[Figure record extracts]
(begin)

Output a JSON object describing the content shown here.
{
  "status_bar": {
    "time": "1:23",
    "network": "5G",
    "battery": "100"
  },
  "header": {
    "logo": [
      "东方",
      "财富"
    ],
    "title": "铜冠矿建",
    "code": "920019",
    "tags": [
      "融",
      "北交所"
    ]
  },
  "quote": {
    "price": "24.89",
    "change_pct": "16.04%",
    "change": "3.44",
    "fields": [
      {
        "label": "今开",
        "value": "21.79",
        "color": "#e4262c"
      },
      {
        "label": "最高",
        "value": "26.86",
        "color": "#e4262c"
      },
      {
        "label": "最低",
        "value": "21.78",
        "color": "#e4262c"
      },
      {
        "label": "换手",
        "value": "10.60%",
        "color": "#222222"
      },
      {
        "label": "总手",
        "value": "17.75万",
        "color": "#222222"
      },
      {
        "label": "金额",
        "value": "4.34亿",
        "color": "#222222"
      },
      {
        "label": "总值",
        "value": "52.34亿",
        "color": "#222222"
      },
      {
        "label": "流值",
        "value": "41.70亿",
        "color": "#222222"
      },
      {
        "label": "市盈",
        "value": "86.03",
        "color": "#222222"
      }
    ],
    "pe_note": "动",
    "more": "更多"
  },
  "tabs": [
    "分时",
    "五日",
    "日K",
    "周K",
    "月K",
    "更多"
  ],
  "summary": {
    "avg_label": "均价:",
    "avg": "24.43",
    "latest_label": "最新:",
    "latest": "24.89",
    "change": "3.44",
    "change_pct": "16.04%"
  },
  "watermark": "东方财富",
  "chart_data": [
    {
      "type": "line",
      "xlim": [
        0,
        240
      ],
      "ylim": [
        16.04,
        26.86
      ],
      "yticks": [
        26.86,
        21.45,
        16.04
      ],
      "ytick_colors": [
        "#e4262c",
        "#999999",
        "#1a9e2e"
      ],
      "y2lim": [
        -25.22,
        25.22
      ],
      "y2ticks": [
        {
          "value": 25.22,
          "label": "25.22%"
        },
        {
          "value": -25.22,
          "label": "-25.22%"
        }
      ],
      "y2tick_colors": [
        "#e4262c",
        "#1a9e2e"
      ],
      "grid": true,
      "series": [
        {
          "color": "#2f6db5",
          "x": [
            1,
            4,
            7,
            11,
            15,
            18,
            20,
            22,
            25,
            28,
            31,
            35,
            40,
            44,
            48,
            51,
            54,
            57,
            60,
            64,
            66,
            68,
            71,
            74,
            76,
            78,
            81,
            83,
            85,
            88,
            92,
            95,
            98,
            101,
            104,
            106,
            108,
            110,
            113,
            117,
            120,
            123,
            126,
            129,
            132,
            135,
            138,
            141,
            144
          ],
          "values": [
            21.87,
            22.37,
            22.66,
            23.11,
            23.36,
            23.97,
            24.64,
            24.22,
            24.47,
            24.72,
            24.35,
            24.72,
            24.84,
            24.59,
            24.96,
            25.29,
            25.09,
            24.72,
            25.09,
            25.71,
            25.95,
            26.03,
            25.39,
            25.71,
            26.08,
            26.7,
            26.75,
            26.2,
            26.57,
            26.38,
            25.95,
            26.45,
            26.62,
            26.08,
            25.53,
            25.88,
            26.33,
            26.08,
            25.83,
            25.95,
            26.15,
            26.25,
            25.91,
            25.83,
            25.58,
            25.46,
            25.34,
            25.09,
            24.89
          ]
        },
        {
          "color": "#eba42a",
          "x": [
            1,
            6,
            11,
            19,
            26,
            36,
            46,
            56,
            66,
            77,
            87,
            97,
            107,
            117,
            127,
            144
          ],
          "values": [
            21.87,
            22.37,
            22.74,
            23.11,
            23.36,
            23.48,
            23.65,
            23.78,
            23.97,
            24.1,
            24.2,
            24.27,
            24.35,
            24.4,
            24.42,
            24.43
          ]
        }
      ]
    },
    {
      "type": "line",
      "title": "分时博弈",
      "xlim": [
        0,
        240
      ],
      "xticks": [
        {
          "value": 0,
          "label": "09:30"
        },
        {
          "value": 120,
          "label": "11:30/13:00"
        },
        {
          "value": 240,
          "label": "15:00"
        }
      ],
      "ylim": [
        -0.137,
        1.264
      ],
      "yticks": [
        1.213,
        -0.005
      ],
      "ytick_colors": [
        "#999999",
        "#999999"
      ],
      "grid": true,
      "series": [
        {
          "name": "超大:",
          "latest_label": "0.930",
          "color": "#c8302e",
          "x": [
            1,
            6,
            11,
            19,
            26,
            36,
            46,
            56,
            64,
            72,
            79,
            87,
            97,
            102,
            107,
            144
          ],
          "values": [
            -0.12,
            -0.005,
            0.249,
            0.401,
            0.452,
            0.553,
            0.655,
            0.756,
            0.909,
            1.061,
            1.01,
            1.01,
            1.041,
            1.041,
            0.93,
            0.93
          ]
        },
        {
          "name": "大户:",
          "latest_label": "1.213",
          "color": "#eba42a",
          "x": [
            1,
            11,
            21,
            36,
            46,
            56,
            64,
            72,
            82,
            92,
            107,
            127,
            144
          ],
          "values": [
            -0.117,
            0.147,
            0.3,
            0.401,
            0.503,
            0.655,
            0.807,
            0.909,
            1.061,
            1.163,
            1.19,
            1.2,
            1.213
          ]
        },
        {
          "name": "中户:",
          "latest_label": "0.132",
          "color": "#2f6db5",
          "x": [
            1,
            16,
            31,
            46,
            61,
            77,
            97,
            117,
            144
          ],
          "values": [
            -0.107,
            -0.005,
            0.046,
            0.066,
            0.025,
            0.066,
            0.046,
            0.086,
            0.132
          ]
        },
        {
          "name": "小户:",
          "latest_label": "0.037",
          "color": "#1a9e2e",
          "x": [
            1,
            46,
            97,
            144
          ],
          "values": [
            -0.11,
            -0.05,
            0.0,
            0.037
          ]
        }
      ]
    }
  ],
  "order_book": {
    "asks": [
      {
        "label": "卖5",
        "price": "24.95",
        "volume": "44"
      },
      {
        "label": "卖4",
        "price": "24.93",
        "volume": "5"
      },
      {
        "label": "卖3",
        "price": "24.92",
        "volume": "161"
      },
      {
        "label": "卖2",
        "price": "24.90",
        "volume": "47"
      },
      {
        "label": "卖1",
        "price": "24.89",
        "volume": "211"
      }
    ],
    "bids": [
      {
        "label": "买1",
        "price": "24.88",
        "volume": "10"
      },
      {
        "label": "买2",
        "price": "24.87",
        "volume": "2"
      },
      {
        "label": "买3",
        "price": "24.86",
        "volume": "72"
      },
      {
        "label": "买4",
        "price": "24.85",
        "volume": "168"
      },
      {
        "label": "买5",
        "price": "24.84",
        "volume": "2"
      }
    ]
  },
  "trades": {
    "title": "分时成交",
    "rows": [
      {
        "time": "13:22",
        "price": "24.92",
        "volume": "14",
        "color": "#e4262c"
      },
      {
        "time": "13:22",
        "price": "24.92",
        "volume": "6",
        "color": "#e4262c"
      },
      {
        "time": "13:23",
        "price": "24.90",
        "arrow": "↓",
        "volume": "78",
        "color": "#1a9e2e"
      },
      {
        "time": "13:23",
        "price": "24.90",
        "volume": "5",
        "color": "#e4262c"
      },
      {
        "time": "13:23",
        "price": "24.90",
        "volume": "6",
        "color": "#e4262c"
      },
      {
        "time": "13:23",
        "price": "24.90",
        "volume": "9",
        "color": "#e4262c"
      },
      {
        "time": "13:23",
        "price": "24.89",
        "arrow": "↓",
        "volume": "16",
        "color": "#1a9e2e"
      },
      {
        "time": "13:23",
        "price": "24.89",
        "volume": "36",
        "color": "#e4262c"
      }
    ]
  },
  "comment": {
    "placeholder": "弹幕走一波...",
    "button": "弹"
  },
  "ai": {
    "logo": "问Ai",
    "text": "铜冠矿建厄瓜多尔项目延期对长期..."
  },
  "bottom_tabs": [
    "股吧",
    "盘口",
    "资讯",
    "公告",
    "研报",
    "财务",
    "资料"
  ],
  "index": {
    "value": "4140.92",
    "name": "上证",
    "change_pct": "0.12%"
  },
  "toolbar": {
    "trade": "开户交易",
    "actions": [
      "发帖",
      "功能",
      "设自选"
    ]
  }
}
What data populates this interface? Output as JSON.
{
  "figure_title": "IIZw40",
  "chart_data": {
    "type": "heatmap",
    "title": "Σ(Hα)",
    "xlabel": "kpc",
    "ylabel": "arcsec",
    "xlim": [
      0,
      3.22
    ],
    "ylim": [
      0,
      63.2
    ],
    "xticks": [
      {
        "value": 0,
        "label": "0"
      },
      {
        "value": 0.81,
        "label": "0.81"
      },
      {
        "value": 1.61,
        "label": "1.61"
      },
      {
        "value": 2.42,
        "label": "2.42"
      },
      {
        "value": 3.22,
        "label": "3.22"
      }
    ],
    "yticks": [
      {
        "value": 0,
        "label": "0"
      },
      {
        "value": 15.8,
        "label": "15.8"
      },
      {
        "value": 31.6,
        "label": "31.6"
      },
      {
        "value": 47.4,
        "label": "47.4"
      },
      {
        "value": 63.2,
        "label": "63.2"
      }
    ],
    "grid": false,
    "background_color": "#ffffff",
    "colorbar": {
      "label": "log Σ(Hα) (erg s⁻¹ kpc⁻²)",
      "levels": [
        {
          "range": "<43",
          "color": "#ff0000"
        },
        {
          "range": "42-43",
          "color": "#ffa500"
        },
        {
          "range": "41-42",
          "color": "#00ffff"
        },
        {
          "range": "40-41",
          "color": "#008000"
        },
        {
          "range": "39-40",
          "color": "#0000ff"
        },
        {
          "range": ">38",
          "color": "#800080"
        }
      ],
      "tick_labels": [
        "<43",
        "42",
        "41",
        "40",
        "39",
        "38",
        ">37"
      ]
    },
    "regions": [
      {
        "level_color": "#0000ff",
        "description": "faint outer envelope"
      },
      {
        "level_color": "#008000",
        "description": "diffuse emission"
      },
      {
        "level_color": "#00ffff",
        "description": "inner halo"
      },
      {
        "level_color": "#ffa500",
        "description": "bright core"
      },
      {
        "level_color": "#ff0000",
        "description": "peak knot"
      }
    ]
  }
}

(end)

--- What you need to do ---
Extract all lines from the material above that include the word "name".

--- Task solution ---
          "name": "超大:",
          "name": "大户:",
          "name": "中户:",
          "name": "小户:",
    "name": "上证",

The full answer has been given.